Great-grandfather’s poems whisper through the decades to inspire jazz musician Zakk Jones’ many colored suite

Zakk Jones playing with electric violinist Chase Potter in the background during a rehearsal of "The Whispering Gallery."

By DAVID DUPONT

BG Independent News

The H2O church will reverberate with the sounds of a cross-generational collaboration between jazz guitarist and composer Zakk Jones and his great-grandfather, whom he never met.

Jones, who will receive his Master’s in Music in Jazz Performance later this month , has assembled an ensemble of 26 musicians and a speaker, poet Sam Fain, to present “The Whispering Gallery,” a suite of music inspired by his great-grandfather’s poetry.

The concert will be Wednesday, April 13, at 6 p.m. in H2O Church, 252 S. Main St. in downtown Bowling Green.

His great-grandfather Alphonse Boone was African-American and Cuban, who came from Tennessee and later settled in California. He had a distinguished career in the Navy. He was at Pearl Harbor when it was attacked, Jones said, and helped rescue survivors. He later worked as a lab assistant at the University of California Davis.

.And he wrote poetry under the pen name Rex Sebastian.

··········

§ To be done
1. Answer these questions using the article about Zakk Jones's suite:
(a) How many musicians make up the ensemble Jones has assembled?
(b) At what address will the concert take place?
(c) Under what pen name did Alphonse Boone write poetry?
2. Carry on the article about Zakk Jones's suite in the same news style, starting right after its final sentence.

··········

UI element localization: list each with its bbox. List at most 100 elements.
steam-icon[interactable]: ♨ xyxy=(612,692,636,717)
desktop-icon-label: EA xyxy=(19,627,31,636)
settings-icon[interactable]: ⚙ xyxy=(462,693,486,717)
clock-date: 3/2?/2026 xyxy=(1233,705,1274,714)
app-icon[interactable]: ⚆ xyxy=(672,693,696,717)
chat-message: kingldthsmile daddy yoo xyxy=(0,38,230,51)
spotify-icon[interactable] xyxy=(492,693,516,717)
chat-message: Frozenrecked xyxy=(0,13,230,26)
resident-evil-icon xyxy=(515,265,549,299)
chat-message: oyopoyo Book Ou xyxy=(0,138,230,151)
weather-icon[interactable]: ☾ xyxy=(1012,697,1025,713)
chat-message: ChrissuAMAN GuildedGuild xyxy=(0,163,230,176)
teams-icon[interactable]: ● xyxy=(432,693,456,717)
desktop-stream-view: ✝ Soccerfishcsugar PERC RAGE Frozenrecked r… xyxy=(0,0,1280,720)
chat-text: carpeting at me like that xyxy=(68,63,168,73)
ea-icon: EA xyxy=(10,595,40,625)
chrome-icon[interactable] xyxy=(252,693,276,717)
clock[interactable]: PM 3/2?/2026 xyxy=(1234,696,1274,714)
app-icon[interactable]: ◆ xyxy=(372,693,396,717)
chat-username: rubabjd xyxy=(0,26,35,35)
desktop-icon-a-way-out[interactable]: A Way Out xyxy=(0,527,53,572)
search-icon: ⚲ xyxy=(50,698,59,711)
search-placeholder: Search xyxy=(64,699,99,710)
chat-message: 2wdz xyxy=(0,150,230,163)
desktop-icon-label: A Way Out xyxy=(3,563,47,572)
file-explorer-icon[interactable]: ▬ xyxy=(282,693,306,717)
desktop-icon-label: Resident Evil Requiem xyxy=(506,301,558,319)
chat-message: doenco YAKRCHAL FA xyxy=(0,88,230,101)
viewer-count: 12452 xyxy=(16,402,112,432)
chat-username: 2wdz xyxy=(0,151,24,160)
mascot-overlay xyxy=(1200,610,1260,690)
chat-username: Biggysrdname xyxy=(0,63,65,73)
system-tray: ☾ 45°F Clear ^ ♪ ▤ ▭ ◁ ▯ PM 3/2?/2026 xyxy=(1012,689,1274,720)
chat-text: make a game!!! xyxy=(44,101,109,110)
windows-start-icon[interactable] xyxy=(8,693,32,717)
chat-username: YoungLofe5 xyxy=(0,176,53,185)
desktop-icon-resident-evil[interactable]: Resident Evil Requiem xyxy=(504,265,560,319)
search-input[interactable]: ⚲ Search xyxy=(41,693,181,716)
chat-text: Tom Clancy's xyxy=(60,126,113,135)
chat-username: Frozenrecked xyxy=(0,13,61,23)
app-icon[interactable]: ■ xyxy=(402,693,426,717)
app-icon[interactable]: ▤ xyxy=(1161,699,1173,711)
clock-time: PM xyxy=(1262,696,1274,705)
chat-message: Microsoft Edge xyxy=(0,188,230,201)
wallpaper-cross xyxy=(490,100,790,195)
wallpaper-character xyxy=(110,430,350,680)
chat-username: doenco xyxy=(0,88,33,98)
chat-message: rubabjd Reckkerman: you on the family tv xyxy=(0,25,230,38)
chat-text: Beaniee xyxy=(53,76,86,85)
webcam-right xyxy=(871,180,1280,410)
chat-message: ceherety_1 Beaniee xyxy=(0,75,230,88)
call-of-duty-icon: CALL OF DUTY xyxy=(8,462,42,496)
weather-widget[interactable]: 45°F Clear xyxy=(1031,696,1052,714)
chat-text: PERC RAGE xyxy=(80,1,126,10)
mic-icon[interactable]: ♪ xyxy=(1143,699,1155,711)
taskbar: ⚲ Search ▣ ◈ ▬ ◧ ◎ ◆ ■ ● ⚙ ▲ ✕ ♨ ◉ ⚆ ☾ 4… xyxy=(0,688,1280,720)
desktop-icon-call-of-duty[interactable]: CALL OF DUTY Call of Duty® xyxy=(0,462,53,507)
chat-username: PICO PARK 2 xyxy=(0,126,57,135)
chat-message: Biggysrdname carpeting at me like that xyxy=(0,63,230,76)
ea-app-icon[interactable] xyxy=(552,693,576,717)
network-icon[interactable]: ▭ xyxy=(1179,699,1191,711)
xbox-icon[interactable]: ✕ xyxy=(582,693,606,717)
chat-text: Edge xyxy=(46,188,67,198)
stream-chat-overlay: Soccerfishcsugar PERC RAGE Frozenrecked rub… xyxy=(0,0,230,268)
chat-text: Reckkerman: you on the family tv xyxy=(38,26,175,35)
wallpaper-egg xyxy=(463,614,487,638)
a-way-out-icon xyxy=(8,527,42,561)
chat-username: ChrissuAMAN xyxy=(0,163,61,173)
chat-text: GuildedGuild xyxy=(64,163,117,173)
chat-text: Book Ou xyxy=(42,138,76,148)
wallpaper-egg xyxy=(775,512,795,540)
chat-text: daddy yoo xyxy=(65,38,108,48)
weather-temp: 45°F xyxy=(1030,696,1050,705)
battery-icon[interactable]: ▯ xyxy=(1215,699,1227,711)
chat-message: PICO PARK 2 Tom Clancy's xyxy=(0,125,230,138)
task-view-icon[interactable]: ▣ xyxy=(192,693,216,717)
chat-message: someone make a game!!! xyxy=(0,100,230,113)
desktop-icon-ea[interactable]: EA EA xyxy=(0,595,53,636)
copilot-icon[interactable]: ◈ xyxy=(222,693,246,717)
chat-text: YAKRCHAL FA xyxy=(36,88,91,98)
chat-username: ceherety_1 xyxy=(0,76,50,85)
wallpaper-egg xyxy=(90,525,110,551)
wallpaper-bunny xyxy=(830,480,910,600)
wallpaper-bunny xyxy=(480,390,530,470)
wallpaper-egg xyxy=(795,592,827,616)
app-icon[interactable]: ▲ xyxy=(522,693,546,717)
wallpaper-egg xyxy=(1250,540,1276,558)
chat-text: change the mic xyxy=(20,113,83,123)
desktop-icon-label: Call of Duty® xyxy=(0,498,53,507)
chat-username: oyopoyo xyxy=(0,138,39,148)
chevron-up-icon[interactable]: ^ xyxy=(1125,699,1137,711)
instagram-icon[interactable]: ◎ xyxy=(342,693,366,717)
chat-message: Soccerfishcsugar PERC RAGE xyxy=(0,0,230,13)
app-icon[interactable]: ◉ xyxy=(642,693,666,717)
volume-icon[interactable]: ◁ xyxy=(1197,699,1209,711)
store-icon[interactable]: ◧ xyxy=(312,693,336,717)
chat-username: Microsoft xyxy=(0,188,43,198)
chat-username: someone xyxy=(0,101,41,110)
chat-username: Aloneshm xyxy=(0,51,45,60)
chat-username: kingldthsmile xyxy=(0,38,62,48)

··········

§ Task-by-task outputs
1.
(a) 26 musicians.
(b) 252 S. Main St., in downtown Bowling Green, at H2O Church.
(c) Rex Sebastian.

2.
Jones was always aware of his great-grandfather’s poetry “but it didn’t mean anything to me until I got older.” His grandmother, Boone’s daughter, who was also a poet, really introduced him to the verse. 

Sam Fain reads the poetry of Sebastian Rex, the pen name of Alphonse Boone.

“Wow, this is heavy stuff,” Jones recalls. “He talks about the Vietnam war. He was a Black American, so he lived through terrible, terrible times and lived through  oppression. He wrote about his experience as a Black man in America and as an anti-war protestor during the Vietnam War, but also about the beauty of the world and nature and human relationships.”

So much of what he wrote about, resonated with his great-grandson.

“I really connected with it,” Jones said. “It spoke so much to me. …  I feel like I had a kindred spirit in terms of our aesthetic. Even though we never met, I felt that somehow we’ve connected with each other.”

From his first encounter with the poetry, he said, “I was hearing melodies, hearing rhythms, just being inspired.” He’d never collaborated with visual artists or writers before. “So, to read it and immediately have things come to my head meant a lot to me.”

This called to mind the concept of a whispering gallery, a circular room where something whispered can be heard in distant part of the space. “My idea is that he might be whispering his poems back in time, and I received the poems.”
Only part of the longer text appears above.